(Rows from a figure dataset)
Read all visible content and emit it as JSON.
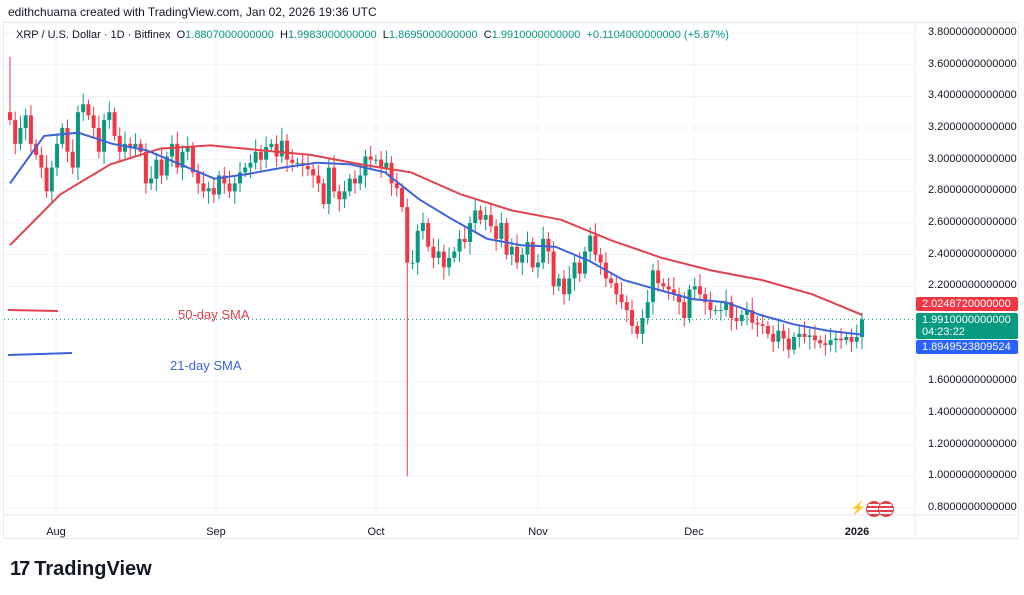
{
  "header": {
    "credit": "edithchuama created with TradingView.com, Jan 02, 2026 19:36 UTC"
  },
  "legend": {
    "symbol": "XRP / U.S. Dollar · 1D · Bitfinex",
    "o_label": "O",
    "o": "1.8807000000000",
    "h_label": "H",
    "h": "1.9983000000000",
    "l_label": "L",
    "l": "1.8695000000000",
    "c_label": "C",
    "c": "1.9910000000000",
    "change": "+0.1104000000000 (+5.87%)"
  },
  "chart_data": {
    "type": "candlestick",
    "ylim": [
      0.8,
      3.8
    ],
    "y_ticks": [
      "3.8000000000000",
      "3.6000000000000",
      "3.4000000000000",
      "3.2000000000000",
      "3.0000000000000",
      "2.8000000000000",
      "2.6000000000000",
      "2.4000000000000",
      "2.2000000000000",
      "1.6000000000000",
      "1.4000000000000",
      "1.2000000000000",
      "1.0000000000000",
      "0.8000000000000"
    ],
    "y_tick_values": [
      3.8,
      3.6,
      3.4,
      3.2,
      3.0,
      2.8,
      2.6,
      2.4,
      2.2,
      1.6,
      1.4,
      1.2,
      1.0,
      0.8
    ],
    "x_ticks": [
      "Aug",
      "Sep",
      "Oct",
      "Nov",
      "Dec",
      "2026"
    ],
    "first_open": 3.3,
    "close": [
      3.25,
      3.1,
      3.2,
      3.28,
      3.1,
      3.03,
      2.95,
      2.8,
      2.95,
      3.1,
      3.2,
      3.05,
      2.95,
      3.3,
      3.35,
      3.28,
      3.2,
      3.05,
      3.25,
      3.3,
      3.15,
      3.05,
      3.1,
      3.08,
      3.1,
      3.05,
      2.85,
      2.88,
      3.0,
      2.9,
      3.02,
      3.1,
      2.95,
      3.05,
      3.08,
      2.92,
      2.85,
      2.8,
      2.82,
      2.78,
      2.9,
      2.85,
      2.8,
      2.85,
      2.92,
      2.95,
      2.98,
      3.05,
      3.0,
      3.08,
      3.1,
      3.02,
      3.12,
      3.0,
      2.98,
      2.98,
      2.96,
      2.94,
      2.9,
      2.85,
      2.72,
      2.95,
      2.8,
      2.75,
      2.8,
      2.88,
      2.85,
      2.9,
      3.02,
      3.0,
      3.0,
      2.95,
      2.98,
      2.85,
      2.82,
      2.7,
      2.35,
      2.35,
      2.55,
      2.6,
      2.45,
      2.38,
      2.42,
      2.32,
      2.38,
      2.42,
      2.5,
      2.48,
      2.6,
      2.68,
      2.62,
      2.65,
      2.58,
      2.5,
      2.6,
      2.4,
      2.45,
      2.35,
      2.4,
      2.48,
      2.32,
      2.35,
      2.5,
      2.42,
      2.2,
      2.25,
      2.15,
      2.25,
      2.35,
      2.28,
      2.42,
      2.52,
      2.4,
      2.35,
      2.25,
      2.22,
      2.15,
      2.1,
      2.05,
      1.95,
      1.9,
      2.0,
      2.1,
      2.3,
      2.22,
      2.2,
      2.18,
      2.15,
      2.1,
      2.0,
      2.18,
      2.2,
      2.15,
      2.1,
      2.05,
      2.05,
      2.05,
      2.1,
      2.0,
      1.98,
      2.02,
      2.05,
      1.97,
      1.96,
      1.95,
      1.9,
      1.85,
      1.92,
      1.87,
      1.8,
      1.88,
      1.9,
      1.88,
      1.89,
      1.86,
      1.84,
      1.83,
      1.86,
      1.87,
      1.86,
      1.88,
      1.85,
      1.88,
      1.991
    ],
    "extreme_wicks": [
      {
        "candle": 0,
        "high": 3.65
      },
      {
        "candle": 76,
        "low": 1.0
      }
    ],
    "series": [
      {
        "name": "50-day SMA",
        "color": "#e0434b",
        "values": [
          2.46,
          2.78,
          2.97,
          3.07,
          3.09,
          3.06,
          3.03,
          2.97,
          2.92,
          2.78,
          2.68,
          2.62,
          2.49,
          2.38,
          2.3,
          2.24,
          2.15,
          2.02
        ]
      },
      {
        "name": "21-day SMA",
        "color": "#3d63d9",
        "values": [
          2.85,
          3.15,
          3.17,
          3.1,
          3.06,
          2.97,
          2.88,
          2.91,
          2.95,
          2.98,
          2.97,
          2.92,
          2.75,
          2.62,
          2.5,
          2.46,
          2.45,
          2.36,
          2.24,
          2.18,
          2.12,
          2.1,
          2.02,
          1.96,
          1.92,
          1.895
        ]
      }
    ],
    "colors": {
      "up": "#089981",
      "down": "#f23645"
    },
    "current_price_line": 1.991
  },
  "price_tags": {
    "sma50": "2.0248720000000",
    "close": "1.9910000000000",
    "countdown": "04:23:22",
    "sma21": "1.8949523809524"
  },
  "annotations": {
    "sma50": "50-day SMA",
    "sma21": "21-day SMA"
  },
  "footer": {
    "logo_text": "TradingView"
  }
}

Challenge:
Quote the records in their entirety, keeping the wording exact and excluding pictures.

The reply:
Read all visible content and emit it as JSON.
{
  "header": {
    "credit": "edithchuama created with TradingView.com, Jan 02, 2026 19:36 UTC"
  },
  "legend": {
    "symbol": "XRP / U.S. Dollar · 1D · Bitfinex",
    "o_label": "O",
    "o": "1.8807000000000",
    "h_label": "H",
    "h": "1.9983000000000",
    "l_label": "L",
    "l": "1.8695000000000",
    "c_label": "C",
    "c": "1.9910000000000",
    "change": "+0.1104000000000 (+5.87%)"
  },
  "chart_data": {
    "type": "candlestick",
    "ylim": [
      0.8,
      3.8
    ],
    "y_ticks": [
      "3.8000000000000",
      "3.6000000000000",
      "3.4000000000000",
      "3.2000000000000",
      "3.0000000000000",
      "2.8000000000000",
      "2.6000000000000",
      "2.4000000000000",
      "2.2000000000000",
      "1.6000000000000",
      "1.4000000000000",
      "1.2000000000000",
      "1.0000000000000",
      "0.8000000000000"
    ],
    "y_tick_values": [
      3.8,
      3.6,
      3.4,
      3.2,
      3.0,
      2.8,
      2.6,
      2.4,
      2.2,
      1.6,
      1.4,
      1.2,
      1.0,
      0.8
    ],
    "x_ticks": [
      "Aug",
      "Sep",
      "Oct",
      "Nov",
      "Dec",
      "2026"
    ],
    "first_open": 3.3,
    "close": [
      3.25,
      3.1,
      3.2,
      3.28,
      3.1,
      3.03,
      2.95,
      2.8,
      2.95,
      3.1,
      3.2,
      3.05,
      2.95,
      3.3,
      3.35,
      3.28,
      3.2,
      3.05,
      3.25,
      3.3,
      3.15,
      3.05,
      3.1,
      3.08,
      3.1,
      3.05,
      2.85,
      2.88,
      3.0,
      2.9,
      3.02,
      3.1,
      2.95,
      3.05,
      3.08,
      2.92,
      2.85,
      2.8,
      2.82,
      2.78,
      2.9,
      2.85,
      2.8,
      2.85,
      2.92,
      2.95,
      2.98,
      3.05,
      3.0,
      3.08,
      3.1,
      3.02,
      3.12,
      3.0,
      2.98,
      2.98,
      2.96,
      2.94,
      2.9,
      2.85,
      2.72,
      2.95,
      2.8,
      2.75,
      2.8,
      2.88,
      2.85,
      2.9,
      3.02,
      3.0,
      3.0,
      2.95,
      2.98,
      2.85,
      2.82,
      2.7,
      2.35,
      2.35,
      2.55,
      2.6,
      2.45,
      2.38,
      2.42,
      2.32,
      2.38,
      2.42,
      2.5,
      2.48,
      2.6,
      2.68,
      2.62,
      2.65,
      2.58,
      2.5,
      2.6,
      2.4,
      2.45,
      2.35,
      2.4,
      2.48,
      2.32,
      2.35,
      2.5,
      2.42,
      2.2,
      2.25,
      2.15,
      2.25,
      2.35,
      2.28,
      2.42,
      2.52,
      2.4,
      2.35,
      2.25,
      2.22,
      2.15,
      2.1,
      2.05,
      1.95,
      1.9,
      2.0,
      2.1,
      2.3,
      2.22,
      2.2,
      2.18,
      2.15,
      2.1,
      2.0,
      2.18,
      2.2,
      2.15,
      2.1,
      2.05,
      2.05,
      2.05,
      2.1,
      2.0,
      1.98,
      2.02,
      2.05,
      1.97,
      1.96,
      1.95,
      1.9,
      1.85,
      1.92,
      1.87,
      1.8,
      1.88,
      1.9,
      1.88,
      1.89,
      1.86,
      1.84,
      1.83,
      1.86,
      1.87,
      1.86,
      1.88,
      1.85,
      1.88,
      1.991
    ],
    "extreme_wicks": [
      {
        "candle": 0,
        "high": 3.65
      },
      {
        "candle": 76,
        "low": 1.0
      }
    ],
    "series": [
      {
        "name": "50-day SMA",
        "color": "#e0434b",
        "values": [
          2.46,
          2.78,
          2.97,
          3.07,
          3.09,
          3.06,
          3.03,
          2.97,
          2.92,
          2.78,
          2.68,
          2.62,
          2.49,
          2.38,
          2.3,
          2.24,
          2.15,
          2.02
        ]
      },
      {
        "name": "21-day SMA",
        "color": "#3d63d9",
        "values": [
          2.85,
          3.15,
          3.17,
          3.1,
          3.06,
          2.97,
          2.88,
          2.91,
          2.95,
          2.98,
          2.97,
          2.92,
          2.75,
          2.62,
          2.5,
          2.46,
          2.45,
          2.36,
          2.24,
          2.18,
          2.12,
          2.1,
          2.02,
          1.96,
          1.92,
          1.895
        ]
      }
    ],
    "colors": {
      "up": "#089981",
      "down": "#f23645"
    },
    "current_price_line": 1.991
  },
  "price_tags": {
    "sma50": "2.0248720000000",
    "close": "1.9910000000000",
    "countdown": "04:23:22",
    "sma21": "1.8949523809524"
  },
  "annotations": {
    "sma50": "50-day SMA",
    "sma21": "21-day SMA"
  },
  "footer": {
    "logo_text": "TradingView"
  }
}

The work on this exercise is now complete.